PROVIDED RECORDS
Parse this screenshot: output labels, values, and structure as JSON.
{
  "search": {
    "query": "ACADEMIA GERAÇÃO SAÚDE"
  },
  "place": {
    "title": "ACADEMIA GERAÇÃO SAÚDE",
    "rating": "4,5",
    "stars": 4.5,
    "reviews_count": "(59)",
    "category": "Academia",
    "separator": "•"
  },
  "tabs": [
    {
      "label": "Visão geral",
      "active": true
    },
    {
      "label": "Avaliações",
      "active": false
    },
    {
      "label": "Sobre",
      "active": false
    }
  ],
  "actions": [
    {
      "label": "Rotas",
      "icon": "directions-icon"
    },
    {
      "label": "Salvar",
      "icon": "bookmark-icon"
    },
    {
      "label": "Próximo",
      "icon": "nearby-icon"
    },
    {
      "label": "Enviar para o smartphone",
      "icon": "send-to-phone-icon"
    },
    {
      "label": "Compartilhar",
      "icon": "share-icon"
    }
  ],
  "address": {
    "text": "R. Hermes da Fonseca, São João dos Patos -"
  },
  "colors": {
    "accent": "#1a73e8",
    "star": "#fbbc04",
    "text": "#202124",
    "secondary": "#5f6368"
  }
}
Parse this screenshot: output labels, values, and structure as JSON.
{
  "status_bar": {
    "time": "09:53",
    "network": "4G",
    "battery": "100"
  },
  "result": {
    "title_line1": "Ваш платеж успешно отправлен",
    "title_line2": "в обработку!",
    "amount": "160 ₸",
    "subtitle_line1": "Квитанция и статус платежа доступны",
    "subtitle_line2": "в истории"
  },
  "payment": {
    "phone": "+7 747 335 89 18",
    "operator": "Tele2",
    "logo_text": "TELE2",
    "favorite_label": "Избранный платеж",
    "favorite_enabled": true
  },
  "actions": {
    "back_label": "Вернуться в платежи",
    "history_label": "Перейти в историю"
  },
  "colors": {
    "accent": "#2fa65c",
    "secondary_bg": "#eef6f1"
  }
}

WHAT IS EXPECTED
Identify the lines in the entries that hold "GERAÇÃO" and return each one.

ANSWER TO THIS TASK
    "query": "ACADEMIA GERAÇÃO SAÚDE"
    "title": "ACADEMIA GERAÇÃO SAÚDE",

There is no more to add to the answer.